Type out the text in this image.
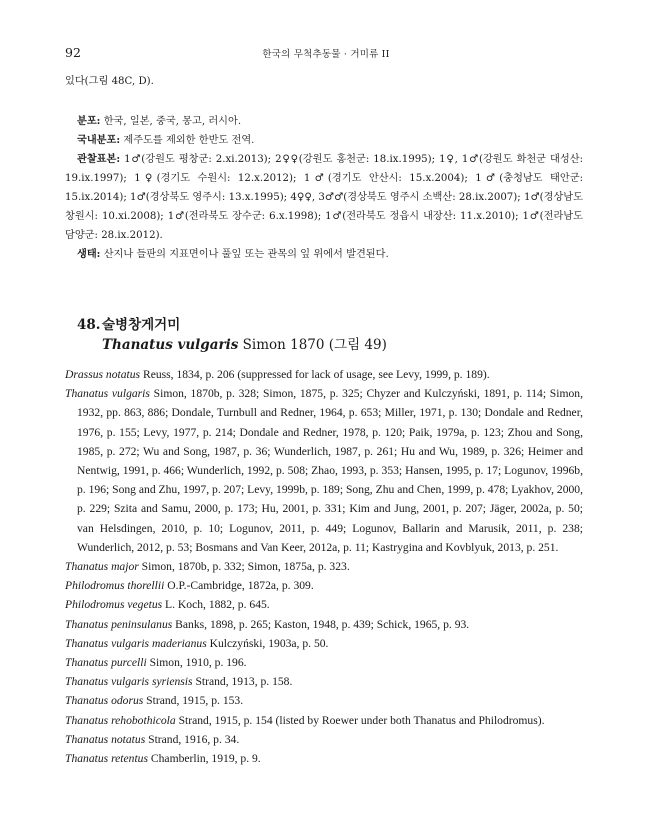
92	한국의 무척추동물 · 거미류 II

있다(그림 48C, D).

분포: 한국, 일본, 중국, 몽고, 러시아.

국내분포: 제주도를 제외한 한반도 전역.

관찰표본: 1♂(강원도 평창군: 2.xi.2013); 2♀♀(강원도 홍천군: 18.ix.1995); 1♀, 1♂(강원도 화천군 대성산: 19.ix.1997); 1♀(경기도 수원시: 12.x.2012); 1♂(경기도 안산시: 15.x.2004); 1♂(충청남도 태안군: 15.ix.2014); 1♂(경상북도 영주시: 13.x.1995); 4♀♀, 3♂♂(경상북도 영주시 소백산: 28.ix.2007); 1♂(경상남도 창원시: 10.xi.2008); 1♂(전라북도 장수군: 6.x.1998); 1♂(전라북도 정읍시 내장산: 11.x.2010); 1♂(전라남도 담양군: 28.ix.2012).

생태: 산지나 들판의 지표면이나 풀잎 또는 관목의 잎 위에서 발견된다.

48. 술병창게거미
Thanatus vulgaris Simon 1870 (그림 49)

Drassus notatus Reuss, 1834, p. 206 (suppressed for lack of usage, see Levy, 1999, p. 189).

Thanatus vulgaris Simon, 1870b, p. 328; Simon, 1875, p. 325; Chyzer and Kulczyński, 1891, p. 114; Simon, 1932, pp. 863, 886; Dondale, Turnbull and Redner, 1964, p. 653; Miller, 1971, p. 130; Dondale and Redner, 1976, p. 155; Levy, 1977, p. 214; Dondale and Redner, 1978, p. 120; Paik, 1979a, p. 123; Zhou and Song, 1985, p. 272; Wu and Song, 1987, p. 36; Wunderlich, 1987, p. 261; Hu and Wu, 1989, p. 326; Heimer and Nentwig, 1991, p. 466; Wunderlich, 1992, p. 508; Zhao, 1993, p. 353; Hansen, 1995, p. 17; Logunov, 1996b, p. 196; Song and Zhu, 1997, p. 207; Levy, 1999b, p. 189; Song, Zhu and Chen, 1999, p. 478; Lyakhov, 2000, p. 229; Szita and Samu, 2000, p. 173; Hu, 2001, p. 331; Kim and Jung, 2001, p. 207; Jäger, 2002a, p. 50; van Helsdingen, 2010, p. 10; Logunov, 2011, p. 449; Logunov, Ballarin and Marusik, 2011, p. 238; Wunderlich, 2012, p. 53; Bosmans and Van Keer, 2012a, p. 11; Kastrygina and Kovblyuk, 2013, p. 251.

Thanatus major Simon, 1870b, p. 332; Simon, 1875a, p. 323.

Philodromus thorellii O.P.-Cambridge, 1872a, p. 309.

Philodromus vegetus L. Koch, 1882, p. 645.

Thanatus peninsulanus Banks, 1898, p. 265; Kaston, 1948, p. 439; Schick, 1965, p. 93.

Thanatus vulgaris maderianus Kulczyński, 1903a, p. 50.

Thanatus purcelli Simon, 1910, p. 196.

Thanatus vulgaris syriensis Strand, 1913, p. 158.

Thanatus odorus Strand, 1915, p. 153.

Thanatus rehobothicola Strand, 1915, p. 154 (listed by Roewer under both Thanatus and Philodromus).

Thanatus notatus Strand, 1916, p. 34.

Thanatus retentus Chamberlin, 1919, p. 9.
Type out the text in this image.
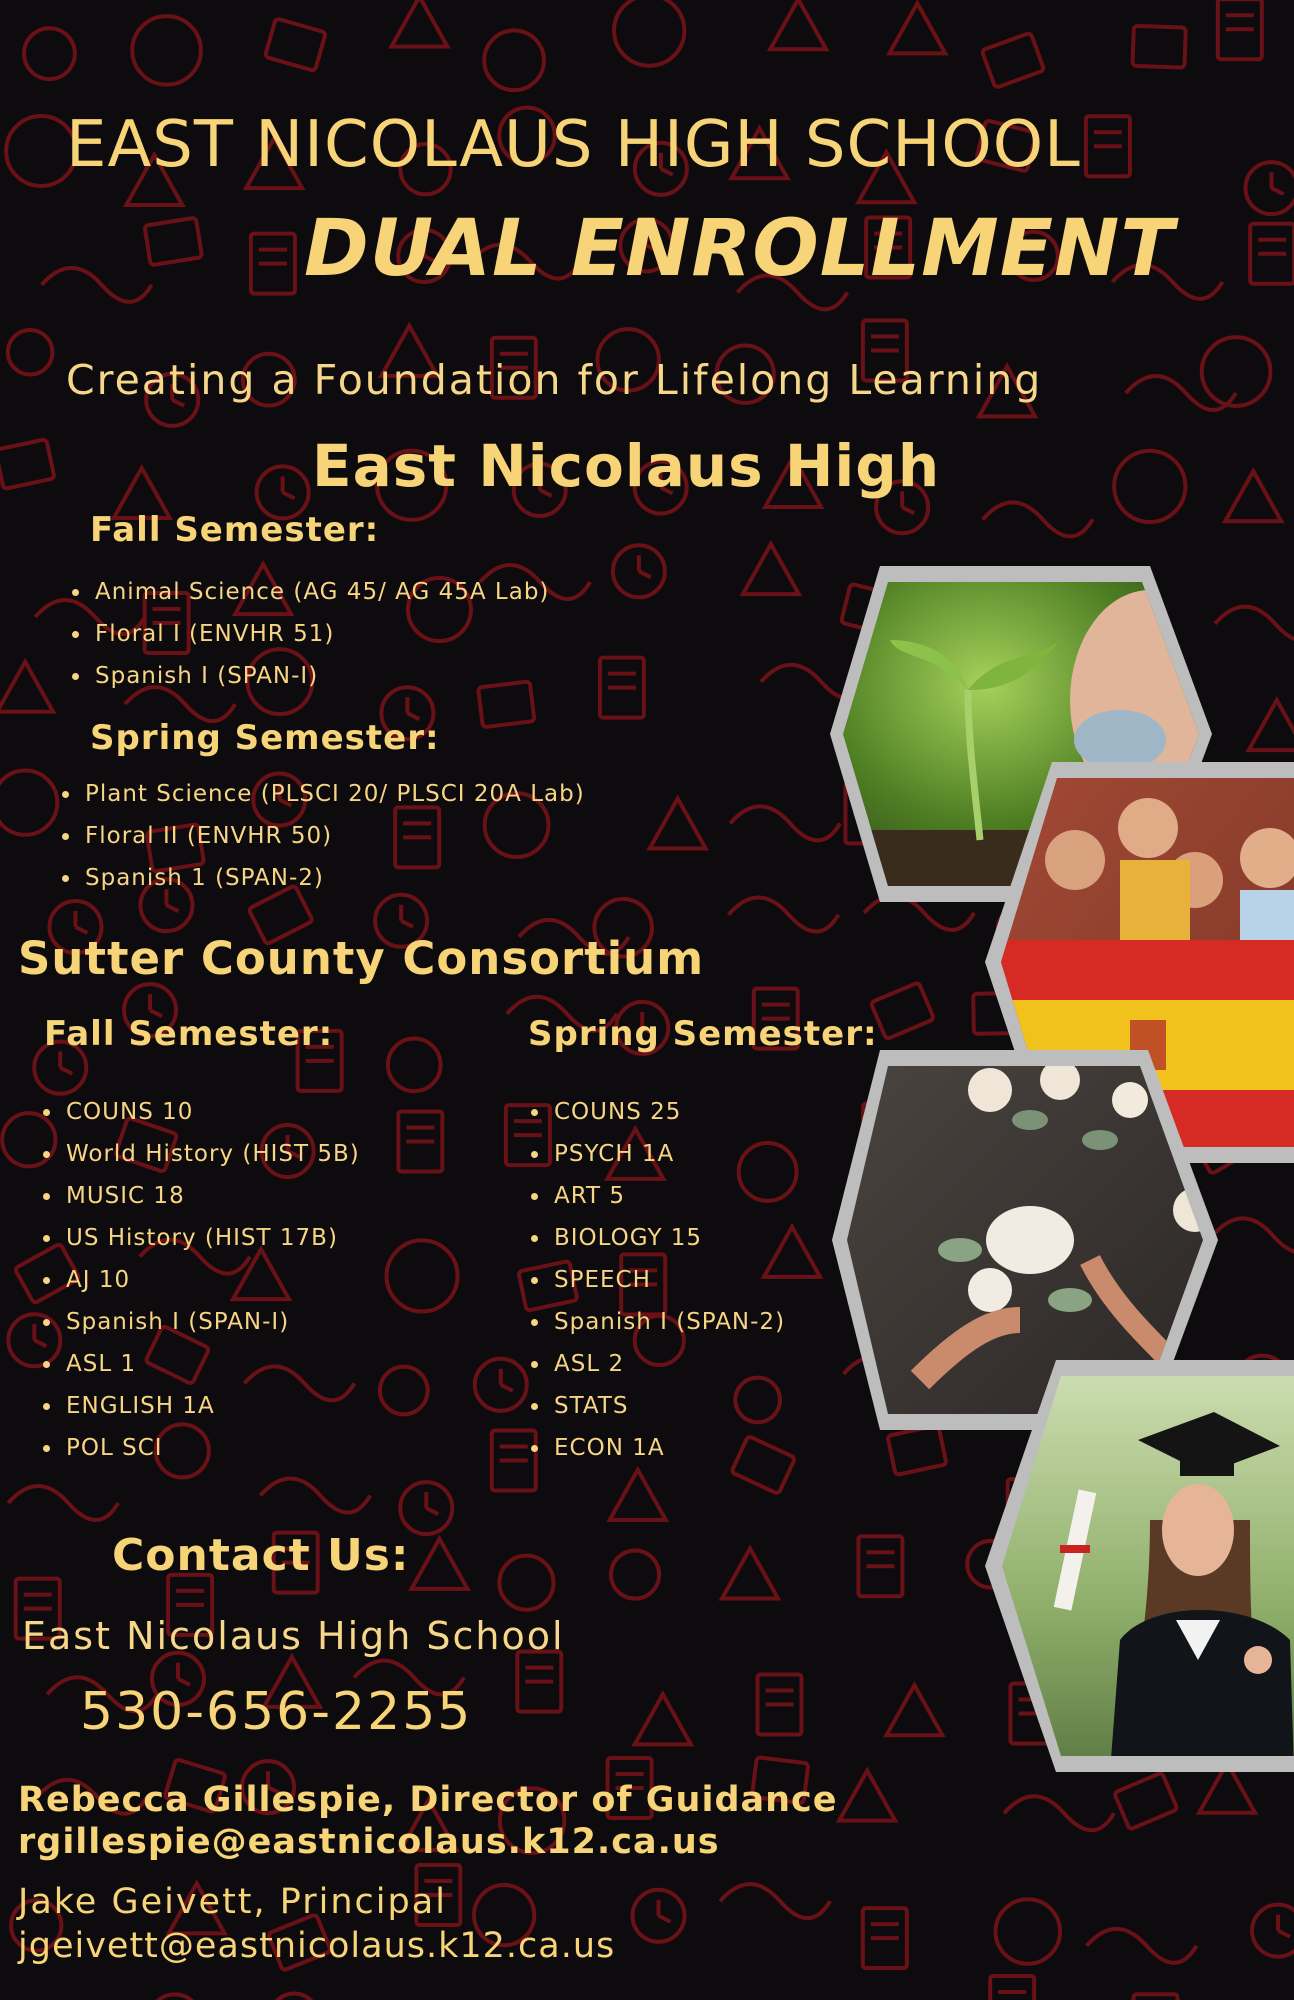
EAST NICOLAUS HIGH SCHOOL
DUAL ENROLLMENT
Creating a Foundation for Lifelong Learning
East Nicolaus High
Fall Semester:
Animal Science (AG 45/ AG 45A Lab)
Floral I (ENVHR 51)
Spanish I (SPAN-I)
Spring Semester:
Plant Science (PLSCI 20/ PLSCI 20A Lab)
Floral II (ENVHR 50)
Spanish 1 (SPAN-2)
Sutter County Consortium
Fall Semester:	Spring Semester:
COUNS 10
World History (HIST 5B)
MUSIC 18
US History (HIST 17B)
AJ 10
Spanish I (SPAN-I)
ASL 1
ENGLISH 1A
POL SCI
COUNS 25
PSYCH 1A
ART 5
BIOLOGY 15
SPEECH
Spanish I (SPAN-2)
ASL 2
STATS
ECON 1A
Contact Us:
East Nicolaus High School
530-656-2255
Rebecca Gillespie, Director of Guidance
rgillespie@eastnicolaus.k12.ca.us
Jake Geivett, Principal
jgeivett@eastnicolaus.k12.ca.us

DIRECTION:
Transcribe the material exactly, and leave out whatever pictures it holds.

ANSWER TO THE PROBLEM:
Type out the text in this image.
92	한국의 무척추동물 · 거미류 II

있다(그림 48C, D).

분포: 한국, 일본, 중국, 몽고, 러시아.

국내분포: 제주도를 제외한 한반도 전역.

관찰표본: 1♂(강원도 평창군: 2.xi.2013); 2♀♀(강원도 홍천군: 18.ix.1995); 1♀, 1♂(강원도 화천군 대성산: 19.ix.1997); 1♀(경기도 수원시: 12.x.2012); 1♂(경기도 안산시: 15.x.2004); 1♂(충청남도 태안군: 15.ix.2014); 1♂(경상북도 영주시: 13.x.1995); 4♀♀, 3♂♂(경상북도 영주시 소백산: 28.ix.2007); 1♂(경상남도 창원시: 10.xi.2008); 1♂(전라북도 장수군: 6.x.1998); 1♂(전라북도 정읍시 내장산: 11.x.2010); 1♂(전라남도 담양군: 28.ix.2012).

생태: 산지나 들판의 지표면이나 풀잎 또는 관목의 잎 위에서 발견된다.

48. 술병창게거미
Thanatus vulgaris Simon 1870 (그림 49)

Drassus notatus Reuss, 1834, p. 206 (suppressed for lack of usage, see Levy, 1999, p. 189).

Thanatus vulgaris Simon, 1870b, p. 328; Simon, 1875, p. 325; Chyzer and Kulczyński, 1891, p. 114; Simon, 1932, pp. 863, 886; Dondale, Turnbull and Redner, 1964, p. 653; Miller, 1971, p. 130; Dondale and Redner, 1976, p. 155; Levy, 1977, p. 214; Dondale and Redner, 1978, p. 120; Paik, 1979a, p. 123; Zhou and Song, 1985, p. 272; Wu and Song, 1987, p. 36; Wunderlich, 1987, p. 261; Hu and Wu, 1989, p. 326; Heimer and Nentwig, 1991, p. 466; Wunderlich, 1992, p. 508; Zhao, 1993, p. 353; Hansen, 1995, p. 17; Logunov, 1996b, p. 196; Song and Zhu, 1997, p. 207; Levy, 1999b, p. 189; Song, Zhu and Chen, 1999, p. 478; Lyakhov, 2000, p. 229; Szita and Samu, 2000, p. 173; Hu, 2001, p. 331; Kim and Jung, 2001, p. 207; Jäger, 2002a, p. 50; van Helsdingen, 2010, p. 10; Logunov, 2011, p. 449; Logunov, Ballarin and Marusik, 2011, p. 238; Wunderlich, 2012, p. 53; Bosmans and Van Keer, 2012a, p. 11; Kastrygina and Kovblyuk, 2013, p. 251.

Thanatus major Simon, 1870b, p. 332; Simon, 1875a, p. 323.

Philodromus thorellii O.P.-Cambridge, 1872a, p. 309.

Philodromus vegetus L. Koch, 1882, p. 645.

Thanatus peninsulanus Banks, 1898, p. 265; Kaston, 1948, p. 439; Schick, 1965, p. 93.

Thanatus vulgaris maderianus Kulczyński, 1903a, p. 50.

Thanatus purcelli Simon, 1910, p. 196.

Thanatus vulgaris syriensis Strand, 1913, p. 158.

Thanatus odorus Strand, 1915, p. 153.

Thanatus rehobothicola Strand, 1915, p. 154 (listed by Roewer under both Thanatus and Philodromus).

Thanatus notatus Strand, 1916, p. 34.

Thanatus retentus Chamberlin, 1919, p. 9.
Type out the text in this image.
EAST NICOLAUS HIGH SCHOOL
DUAL ENROLLMENT
Creating a Foundation for Lifelong Learning
East Nicolaus High
Fall Semester:
Animal Science (AG 45/ AG 45A Lab)
Floral I (ENVHR 51)
Spanish I (SPAN-I)
Spring Semester:
Plant Science (PLSCI 20/ PLSCI 20A Lab)
Floral II (ENVHR 50)
Spanish 1 (SPAN-2)
Sutter County Consortium
Fall Semester:	Spring Semester:
COUNS 10
World History (HIST 5B)
MUSIC 18
US History (HIST 17B)
AJ 10
Spanish I (SPAN-I)
ASL 1
ENGLISH 1A
POL SCI
COUNS 25
PSYCH 1A
ART 5
BIOLOGY 15
SPEECH
Spanish I (SPAN-2)
ASL 2
STATS
ECON 1A
Contact Us:
East Nicolaus High School
530-656-2255
Rebecca Gillespie, Director of Guidance
rgillespie@eastnicolaus.k12.ca.us
Jake Geivett, Principal
jgeivett@eastnicolaus.k12.ca.us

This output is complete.